- **Stated goal 1**
In the mailing-list message, replace "optimal" with "ideal" in the passage that begins at "Re: Incremental transfer" and ends after "other current options.". Write out that passage with the replacement.
──────
Re: Incremental transfer subset + binary patch POC from Roderick Sheeter on 2018-08-24 (public-webfonts-wg@w3.org from August 2018)

From: Roderick Sheeter <rsheeter@google.com>
Date: Fri, 24 Aug 2018 14:45:44 -0700
To: "Levantovsky, Vladimir" <Vladimir.Levantovsky@monotype.com>
Cc: WebFonts WG <public-webfonts-wg@w3.org>
Message-ID: <CABscrrGtiF06skSfaQH10MYAUQFAhhX_Z6LyLQ7nZFybaJwjmQ@mail.gmail.com>
WRT optimal, the way it is now is meant to show the absolute best we could
do: if we somehow knew a priori what content the user would view (e.g.
their page walk and contents thereof) we could cut a single "perfect"
subset that covers all that content. The demo is meant to show that a patch
series is a better approximation of that optimal than other current options.
──────
- **Stated goal 2**
How many lines in the rows below contain the string "good", with case counting? Reply with the number only.
──────
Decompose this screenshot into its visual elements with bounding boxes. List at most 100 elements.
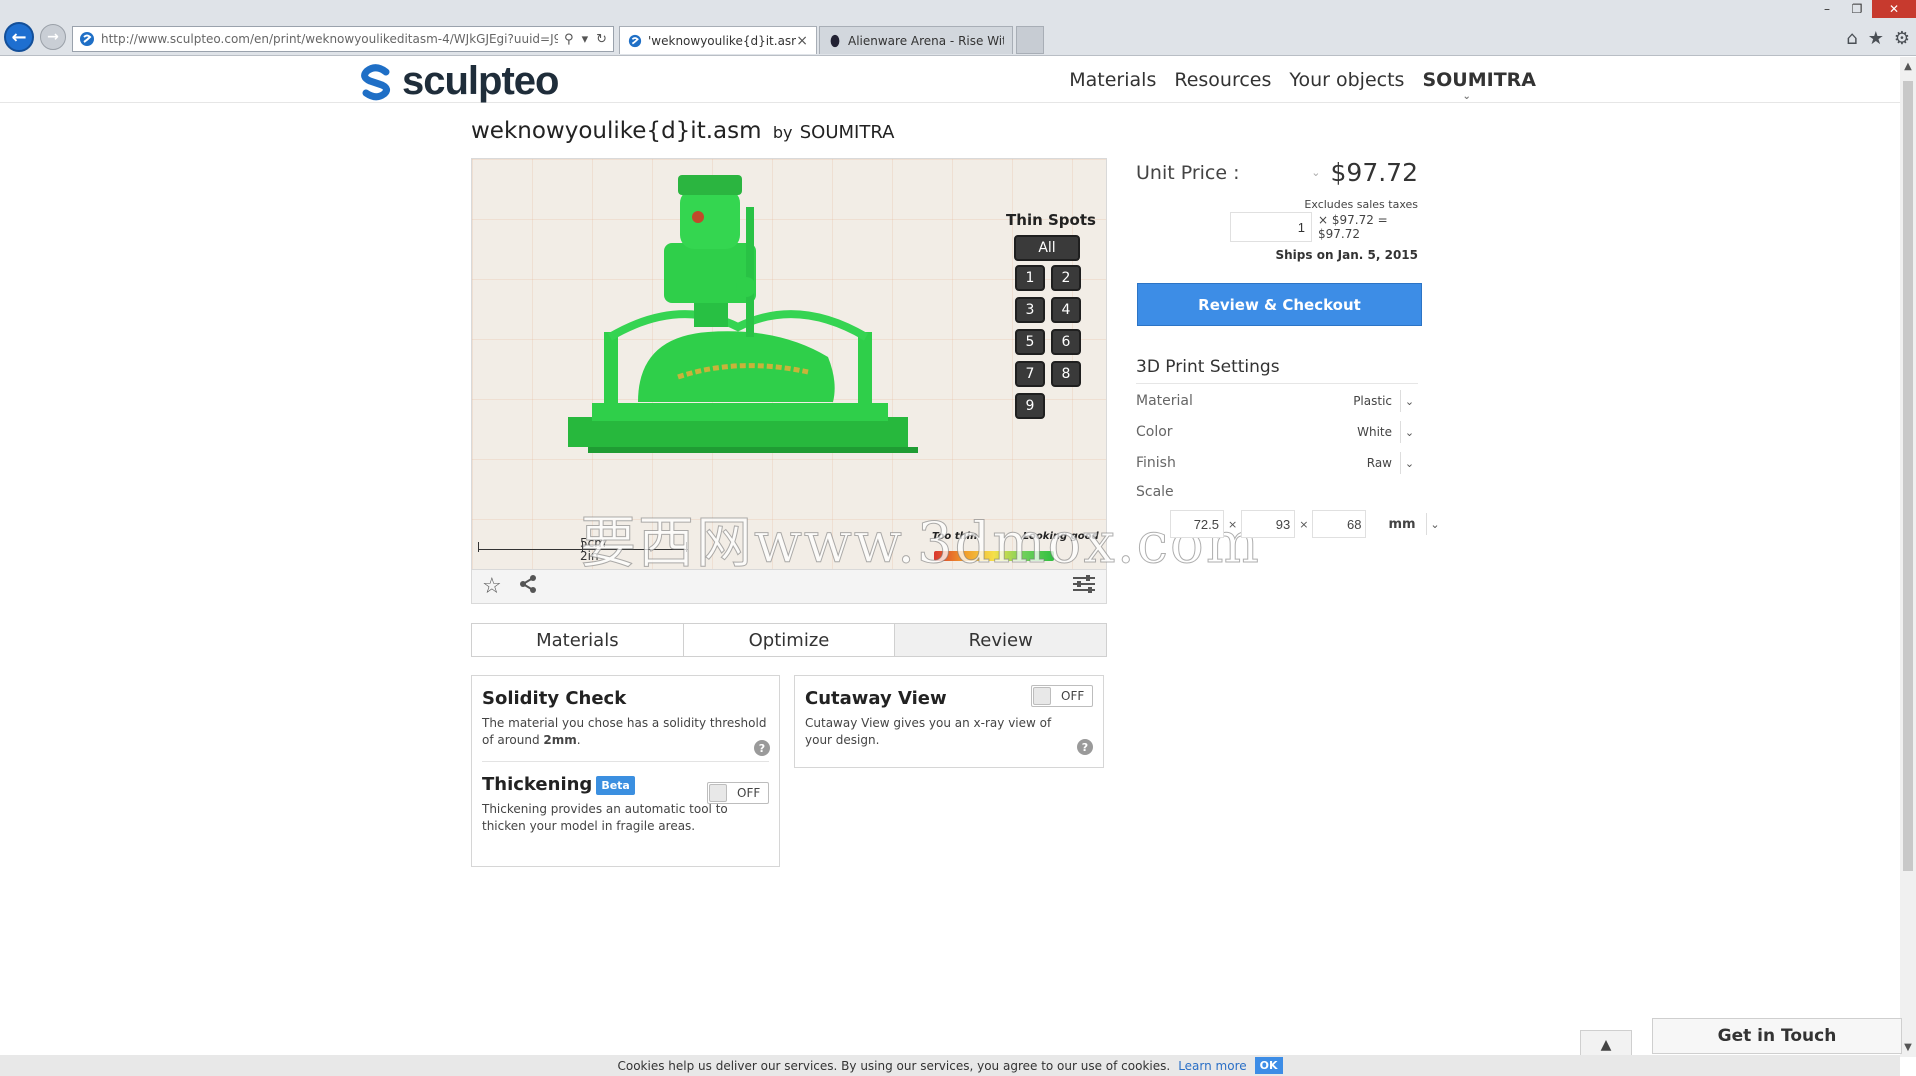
minimize-icon[interactable]: – (1812, 0, 1842, 18)
finish-value[interactable]: Raw (1367, 456, 1392, 470)
address-bar[interactable]: http://www.sculpteo.com/en/print/weknowy… (72, 26, 614, 52)
tab-materials[interactable]: Materials (472, 624, 684, 656)
material-setting[interactable]: Material Plastic ⌄ (1136, 390, 1418, 412)
by-label: by (772, 123, 793, 142)
dim-x-input[interactable] (1170, 510, 1224, 538)
cutaway-toggle[interactable]: OFF (1031, 685, 1093, 707)
back-arrow-icon[interactable]: ← (4, 22, 34, 52)
workflow-tabs: Materials Optimize Review (471, 623, 1107, 657)
thin-spot-button[interactable]: 1 (1015, 265, 1045, 291)
nav-materials[interactable]: Materials (1069, 69, 1156, 91)
close-window-icon[interactable]: ✕ (1872, 0, 1916, 18)
color-value[interactable]: White (1357, 425, 1392, 439)
toggle-knob (709, 784, 727, 802)
cookie-bar: Cookies help us deliver our services. By… (0, 1055, 1900, 1076)
new-tab-button[interactable] (1016, 26, 1044, 54)
chevron-up-icon: ▲ (1600, 1037, 1612, 1053)
thin-spot-button[interactable]: 6 (1051, 329, 1081, 355)
scale-imperial: 2in (580, 549, 599, 563)
share-icon[interactable] (518, 574, 538, 600)
star-icon[interactable]: ☆ (482, 574, 502, 599)
favorites-star-icon[interactable]: ★ (1868, 28, 1884, 49)
review-checkout-button[interactable]: Review & Checkout (1137, 283, 1422, 326)
unit-price-label: Unit Price : (1136, 161, 1240, 184)
print-settings-title: 3D Print Settings (1136, 357, 1418, 384)
close-icon[interactable]: × (796, 33, 808, 49)
model-viewer[interactable]: Thin Spots All 1 2 3 4 5 6 7 8 9 5cm 2in… (471, 158, 1107, 570)
thin-spot-button[interactable]: 4 (1051, 297, 1081, 323)
refresh-icon[interactable]: ↻ (596, 32, 607, 47)
dim-y-input[interactable] (1241, 510, 1296, 538)
unit-price: $97.72 (1330, 158, 1418, 187)
tax-note: Excludes sales taxes (1304, 198, 1418, 211)
cookie-ok-button[interactable]: OK (1254, 1057, 1283, 1074)
gear-icon[interactable]: ⚙ (1894, 28, 1910, 49)
tab-optimize[interactable]: Optimize (683, 624, 896, 656)
logo-text: sculpteo (402, 59, 559, 103)
forward-arrow-icon[interactable]: → (40, 24, 66, 50)
thickening-text: Thickening provides an automatic tool to… (482, 802, 728, 833)
sculpteo-logo[interactable]: sculpteo (358, 59, 559, 104)
top-nav: Materials Resources Your objects SOUMITR… (1069, 69, 1536, 102)
unit-price-row: Unit Price : ⌄ $97.72 (1136, 158, 1418, 187)
get-in-touch-button[interactable]: Get in Touch (1652, 1018, 1902, 1054)
thin-spots-panel: Thin Spots All 1 2 3 4 5 6 7 8 9 (1006, 211, 1096, 421)
legend-too-thin: Too thin (932, 531, 978, 542)
sculpteo-logo-icon (361, 63, 391, 100)
tab-alienware[interactable]: Alienware Arena - Rise With Us (819, 26, 1013, 54)
author-name[interactable]: SOUMITRA (800, 122, 895, 143)
chevron-down-icon: ⌄ (1462, 91, 1471, 102)
unit-value[interactable]: mm (1388, 517, 1415, 532)
scroll-down-icon[interactable]: ▼ (1900, 1042, 1916, 1053)
nav-resources[interactable]: Resources (1174, 69, 1271, 91)
3d-model-render[interactable] (568, 167, 988, 507)
quantity-input[interactable] (1230, 212, 1312, 242)
thickening-toggle[interactable]: OFF (707, 782, 769, 804)
thin-spot-button[interactable]: 2 (1051, 265, 1081, 291)
sliders-icon[interactable] (1072, 574, 1096, 600)
viewer-toolbar: ☆ (471, 570, 1107, 604)
site-header: sculpteo Materials Resources Your object… (0, 57, 1900, 103)
scale-labels: 5cm 2in (580, 537, 606, 563)
chevron-down-icon[interactable]: ⌄ (1425, 513, 1444, 535)
legend-looking-good: Looking good (1022, 531, 1099, 542)
thin-spot-button[interactable]: 9 (1015, 393, 1045, 419)
home-icon[interactable]: ⌂ (1846, 28, 1857, 49)
scroll-up-icon[interactable]: ▲ (1900, 61, 1916, 72)
user-menu[interactable]: SOUMITRA ⌄ (1422, 69, 1536, 102)
learn-more-link[interactable]: Learn more (1178, 1059, 1246, 1073)
url-text[interactable]: http://www.sculpteo.com/en/print/weknowy… (101, 32, 558, 46)
price-total: × $97.72 = $97.72 (1318, 213, 1388, 241)
scroll-thumb[interactable] (1903, 81, 1913, 871)
chevron-down-icon[interactable]: ⌄ (1400, 390, 1418, 412)
tab-review[interactable]: Review (895, 624, 1107, 656)
restore-icon[interactable]: ❐ (1842, 0, 1872, 18)
thin-spot-button[interactable]: 7 (1015, 361, 1045, 387)
cookie-text: Cookies help us deliver our services. By… (617, 1058, 1171, 1073)
cutaway-card: Cutaway View Cutaway View gives you an x… (794, 675, 1104, 768)
help-icon[interactable]: ? (754, 740, 770, 756)
search-icon[interactable]: ⚲ (564, 32, 574, 47)
thin-spot-button[interactable]: 3 (1015, 297, 1045, 323)
help-icon[interactable]: ? (1077, 739, 1093, 755)
material-value[interactable]: Plastic (1353, 394, 1392, 408)
tab-sculpteo[interactable]: 'weknowyoulike{d}it.asm' | ... × (619, 26, 817, 54)
times-icon: × (1228, 517, 1238, 531)
finish-setting[interactable]: Finish Raw ⌄ (1136, 452, 1418, 474)
dropdown-icon[interactable]: ▾ (582, 32, 589, 47)
chevron-down-icon[interactable]: ⌄ (1400, 452, 1418, 474)
thin-spot-button[interactable]: 5 (1015, 329, 1045, 355)
chevron-down-icon[interactable]: ⌄ (1311, 166, 1320, 179)
chevron-down-icon[interactable]: ⌄ (1400, 421, 1418, 443)
dim-z-input[interactable] (1312, 510, 1367, 538)
nav-your-objects[interactable]: Your objects (1289, 69, 1404, 91)
thickness-legend: Too thin Looking good (932, 531, 1099, 542)
thin-spot-button[interactable]: 8 (1051, 361, 1081, 387)
thin-spot-all-button[interactable]: All (1014, 235, 1080, 261)
thickness-gradient-bar (934, 551, 1054, 561)
scale-label: Scale (1136, 484, 1174, 500)
color-label: Color (1136, 424, 1173, 440)
color-setting[interactable]: Color White ⌄ (1136, 421, 1418, 443)
page-scrollbar[interactable]: ▲ ▼ (1900, 57, 1916, 1057)
solidity-title: Solidity Check (482, 688, 627, 709)
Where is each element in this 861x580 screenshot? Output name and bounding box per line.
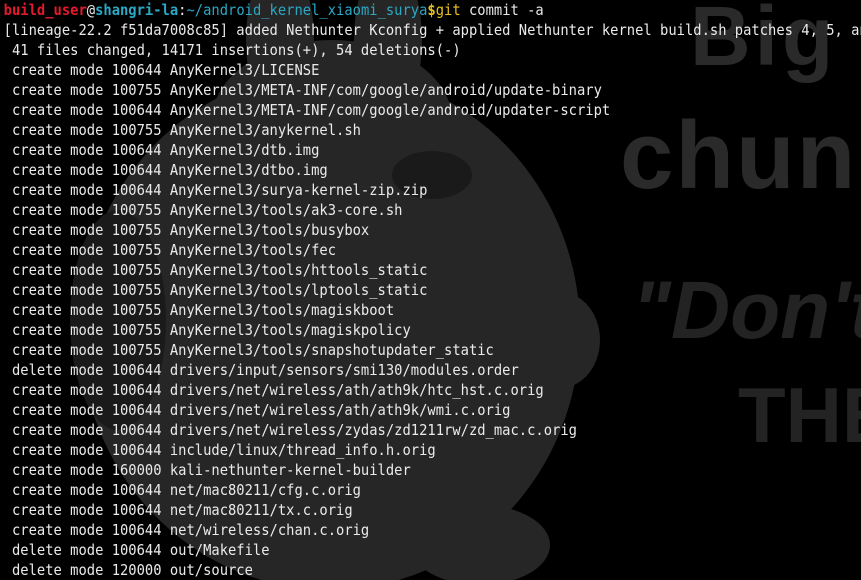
output-line: delete mode 120000 out/source [3,561,253,579]
output-line: create mode 160000 kali-nethunter-kernel… [3,461,411,479]
output-line: create mode 100644 net/mac80211/tx.c.ori… [3,501,353,519]
output-line: create mode 100644 AnyKernel3/dtb.img [3,141,320,159]
output-line: create mode 100644 net/wireless/chan.c.o… [3,521,370,539]
output-line: create mode 100755 AnyKernel3/tools/busy… [3,221,370,239]
output-line: create mode 100755 AnyKernel3/META-INF/c… [3,81,602,99]
command-args: commit -a [460,1,544,19]
output-line: create mode 100644 drivers/net/wireless/… [3,401,511,419]
prompt-user: build_user [3,1,87,19]
output-line: create mode 100644 AnyKernel3/LICENSE [3,61,320,79]
output-line: delete mode 100644 drivers/input/sensors… [3,361,519,379]
command-git: git [435,1,461,19]
output-line: create mode 100755 AnyKernel3/tools/lpto… [3,281,428,299]
output-line: create mode 100644 drivers/net/wireless/… [3,421,577,439]
output-line: create mode 100644 AnyKernel3/META-INF/c… [3,101,611,119]
output-line: create mode 100755 AnyKernel3/tools/snap… [3,341,494,359]
output-line: delete mode 100644 out/Makefile [3,541,270,559]
output-line: create mode 100644 net/mac80211/cfg.c.or… [3,481,361,499]
prompt-host: shangri-la [95,1,179,19]
output-line: create mode 100755 AnyKernel3/tools/ak3-… [3,201,403,219]
prompt-path: ~/android_kernel_xiaomi_surya [186,1,428,19]
prompt-line: build_user@shangri-la:~/android_kernel_x… [0,0,792,20]
output-line: create mode 100644 include/linux/thread_… [3,441,436,459]
output-line: create mode 100644 AnyKernel3/surya-kern… [3,181,428,199]
output-line: create mode 100755 AnyKernel3/tools/magi… [3,301,395,319]
terminal-window[interactable]: build_user@shangri-la:~/android_kernel_x… [0,0,861,580]
prompt-dollar: $ [427,1,436,19]
output-line: create mode 100644 AnyKernel3/dtbo.img [3,161,328,179]
output-line: create mode 100755 AnyKernel3/tools/magi… [3,321,411,339]
output-line: create mode 100755 AnyKernel3/anykernel.… [3,121,361,139]
output-line: create mode 100644 drivers/net/wireless/… [3,381,544,399]
commit-stats-line: 41 files changed, 14171 insertions(+), 5… [3,41,461,59]
output-line: create mode 100755 AnyKernel3/tools/htto… [3,261,428,279]
commit-summary-line: [lineage-22.2 f51da7008c85] added Nethun… [3,21,861,39]
output-line: create mode 100755 AnyKernel3/tools/fec [3,241,337,259]
prompt-separator: : [178,1,187,19]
──────
- **Worked answer 1**
Re: Incremental transfer subset + binary patch POC from Roderick Sheeter on 2018-08-24 (public-webfonts-wg@w3.org from August 2018)

From: Roderick Sheeter <rsheeter@google.com>
Date: Fri, 24 Aug 2018 14:45:44 -0700
To: "Levantovsky, Vladimir" <Vladimir.Levantovsky@monotype.com>
Cc: WebFonts WG <public-webfonts-wg@w3.org>
Message-ID: <CABscrrGtiF06skSfaQH10MYAUQFAhhX_Z6LyLQ7nZFybaJwjmQ@mail.gmail.com>
WRT ideal, the way it is now is meant to show the absolute best we could
do: if we somehow knew a priori what content the user would view (e.g.
their page walk and contents thereof) we could cut a single "perfect"
subset that covers all that content. The demo is meant to show that a patch
series is a better approximation of that ideal than other current options.

- **Worked answer 2**
2